[Extracted data entries]
* START *

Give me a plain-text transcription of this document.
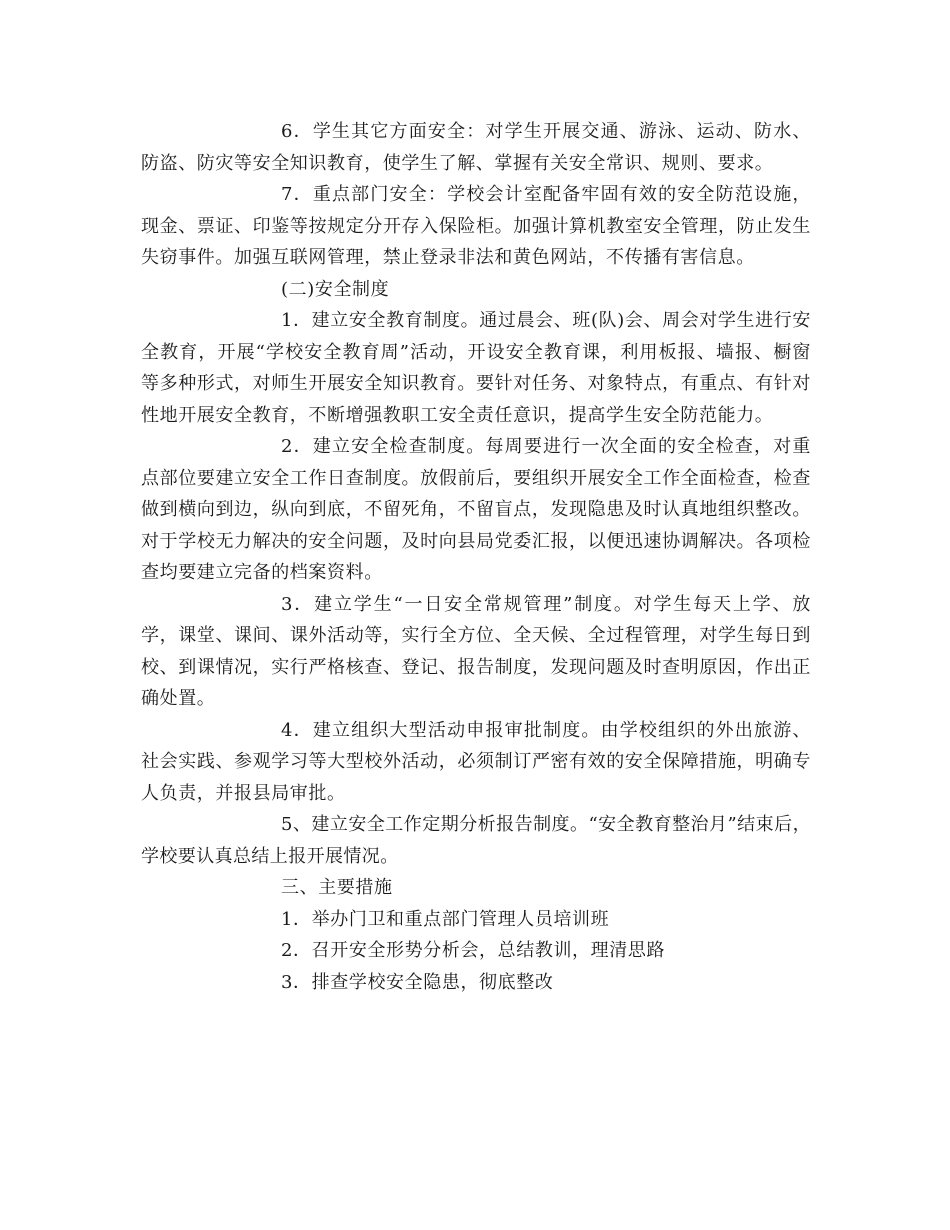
6．学生其它方面安全：对学生开展交通、游泳、运动、防水、防盗、防灾等安全知识教育，使学生了解、掌握有关安全常识、规则、要求。

7．重点部门安全：学校会计室配备牢固有效的安全防范设施，现金、票证、印鉴等按规定分开存入保险柜。加强计算机教室安全管理，防止发生失窃事件。加强互联网管理，禁止登录非法和黄色网站，不传播有害信息。

(二)安全制度

1．建立安全教育制度。通过晨会、班(队)会、周会对学生进行安全教育，开展“学校安全教育周”活动，开设安全教育课，利用板报、墙报、橱窗等多种形式，对师生开展安全知识教育。要针对任务、对象特点，有重点、有针对性地开展安全教育，不断增强教职工安全责任意识，提高学生安全防范能力。

2．建立安全检查制度。每周要进行一次全面的安全检查，对重点部位要建立安全工作日查制度。放假前后，要组织开展安全工作全面检查，检查做到横向到边，纵向到底，不留死角，不留盲点，发现隐患及时认真地组织整改。对于学校无力解决的安全问题，及时向县局党委汇报，以便迅速协调解决。各项检查均要建立完备的档案资料。

3．建立学生“一日安全常规管理”制度。对学生每天上学、放学，课堂、课间、课外活动等，实行全方位、全天候、全过程管理，对学生每日到校、到课情况，实行严格核查、登记、报告制度，发现问题及时查明原因，作出正确处置。

4．建立组织大型活动申报审批制度。由学校组织的外出旅游、社会实践、参观学习等大型校外活动，必须制订严密有效的安全保障措施，明确专人负责，并报县局审批。

5、建立安全工作定期分析报告制度。“安全教育整治月”结束后，学校要认真总结上报开展情况。

三、主要措施

1．举办门卫和重点部门管理人员培训班

2．召开安全形势分析会，总结教训，理清思路

3．排查学校安全隐患，彻底整改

* END *

Return all of the entries exactly as written, but drop any pictures they hold.

Give me a plain-text transcription of this document.
6．学生其它方面安全：对学生开展交通、游泳、运动、防水、防盗、防灾等安全知识教育，使学生了解、掌握有关安全常识、规则、要求。

7．重点部门安全：学校会计室配备牢固有效的安全防范设施，现金、票证、印鉴等按规定分开存入保险柜。加强计算机教室安全管理，防止发生失窃事件。加强互联网管理，禁止登录非法和黄色网站，不传播有害信息。

(二)安全制度

1．建立安全教育制度。通过晨会、班(队)会、周会对学生进行安全教育，开展“学校安全教育周”活动，开设安全教育课，利用板报、墙报、橱窗等多种形式，对师生开展安全知识教育。要针对任务、对象特点，有重点、有针对性地开展安全教育，不断增强教职工安全责任意识，提高学生安全防范能力。

2．建立安全检查制度。每周要进行一次全面的安全检查，对重点部位要建立安全工作日查制度。放假前后，要组织开展安全工作全面检查，检查做到横向到边，纵向到底，不留死角，不留盲点，发现隐患及时认真地组织整改。对于学校无力解决的安全问题，及时向县局党委汇报，以便迅速协调解决。各项检查均要建立完备的档案资料。

3．建立学生“一日安全常规管理”制度。对学生每天上学、放学，课堂、课间、课外活动等，实行全方位、全天候、全过程管理，对学生每日到校、到课情况，实行严格核查、登记、报告制度，发现问题及时查明原因，作出正确处置。

4．建立组织大型活动申报审批制度。由学校组织的外出旅游、社会实践、参观学习等大型校外活动，必须制订严密有效的安全保障措施，明确专人负责，并报县局审批。

5、建立安全工作定期分析报告制度。“安全教育整治月”结束后，学校要认真总结上报开展情况。

三、主要措施

1．举办门卫和重点部门管理人员培训班

2．召开安全形势分析会，总结教训，理清思路

3．排查学校安全隐患，彻底整改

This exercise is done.